====== SUPPLIED DATA ======

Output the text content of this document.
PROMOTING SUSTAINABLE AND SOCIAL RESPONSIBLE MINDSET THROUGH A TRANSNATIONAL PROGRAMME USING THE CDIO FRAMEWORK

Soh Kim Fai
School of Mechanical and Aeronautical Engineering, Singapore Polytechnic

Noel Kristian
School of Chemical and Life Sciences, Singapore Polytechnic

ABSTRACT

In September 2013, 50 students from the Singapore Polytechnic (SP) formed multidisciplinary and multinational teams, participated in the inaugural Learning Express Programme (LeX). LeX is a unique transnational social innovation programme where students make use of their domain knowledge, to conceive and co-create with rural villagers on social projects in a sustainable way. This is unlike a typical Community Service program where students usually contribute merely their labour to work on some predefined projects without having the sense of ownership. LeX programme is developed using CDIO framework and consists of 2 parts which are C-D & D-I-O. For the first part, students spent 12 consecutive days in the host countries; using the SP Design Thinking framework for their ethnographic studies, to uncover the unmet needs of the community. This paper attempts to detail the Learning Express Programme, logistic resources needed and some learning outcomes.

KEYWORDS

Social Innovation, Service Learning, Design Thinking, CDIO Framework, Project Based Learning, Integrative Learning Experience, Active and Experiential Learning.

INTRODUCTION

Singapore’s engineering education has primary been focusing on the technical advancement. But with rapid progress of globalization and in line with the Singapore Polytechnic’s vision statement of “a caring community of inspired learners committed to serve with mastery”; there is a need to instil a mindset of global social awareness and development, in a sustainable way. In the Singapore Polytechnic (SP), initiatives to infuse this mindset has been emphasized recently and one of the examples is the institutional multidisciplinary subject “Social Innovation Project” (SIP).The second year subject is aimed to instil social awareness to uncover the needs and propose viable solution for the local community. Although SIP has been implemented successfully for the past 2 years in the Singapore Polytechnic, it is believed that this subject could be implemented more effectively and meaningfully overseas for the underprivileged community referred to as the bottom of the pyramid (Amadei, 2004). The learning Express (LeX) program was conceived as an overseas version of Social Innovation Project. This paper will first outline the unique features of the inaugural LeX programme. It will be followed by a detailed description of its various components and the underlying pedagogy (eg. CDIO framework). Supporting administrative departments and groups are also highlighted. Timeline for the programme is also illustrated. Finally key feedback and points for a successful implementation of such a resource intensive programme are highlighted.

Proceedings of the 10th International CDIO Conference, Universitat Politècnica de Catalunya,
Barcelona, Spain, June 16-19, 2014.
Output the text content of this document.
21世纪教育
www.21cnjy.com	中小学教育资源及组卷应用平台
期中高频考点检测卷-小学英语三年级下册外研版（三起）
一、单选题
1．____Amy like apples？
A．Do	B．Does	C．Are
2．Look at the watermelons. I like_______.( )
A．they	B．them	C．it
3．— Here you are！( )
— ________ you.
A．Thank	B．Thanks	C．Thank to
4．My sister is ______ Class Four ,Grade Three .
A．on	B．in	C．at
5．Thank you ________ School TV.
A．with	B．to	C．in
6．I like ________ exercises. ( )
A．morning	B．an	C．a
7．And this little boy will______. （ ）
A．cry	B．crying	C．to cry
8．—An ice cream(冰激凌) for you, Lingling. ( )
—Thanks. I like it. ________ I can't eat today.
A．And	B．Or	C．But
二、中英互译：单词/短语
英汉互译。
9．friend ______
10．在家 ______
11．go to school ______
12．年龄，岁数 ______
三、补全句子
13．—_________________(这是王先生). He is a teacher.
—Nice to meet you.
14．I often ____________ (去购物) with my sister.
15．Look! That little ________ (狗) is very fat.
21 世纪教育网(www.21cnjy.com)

======

From the data above, gather every line that includes the word "sister".

4．My sister is ______ Class Four ,Grade Three .
14．I often ____________ (去购物) with my sister.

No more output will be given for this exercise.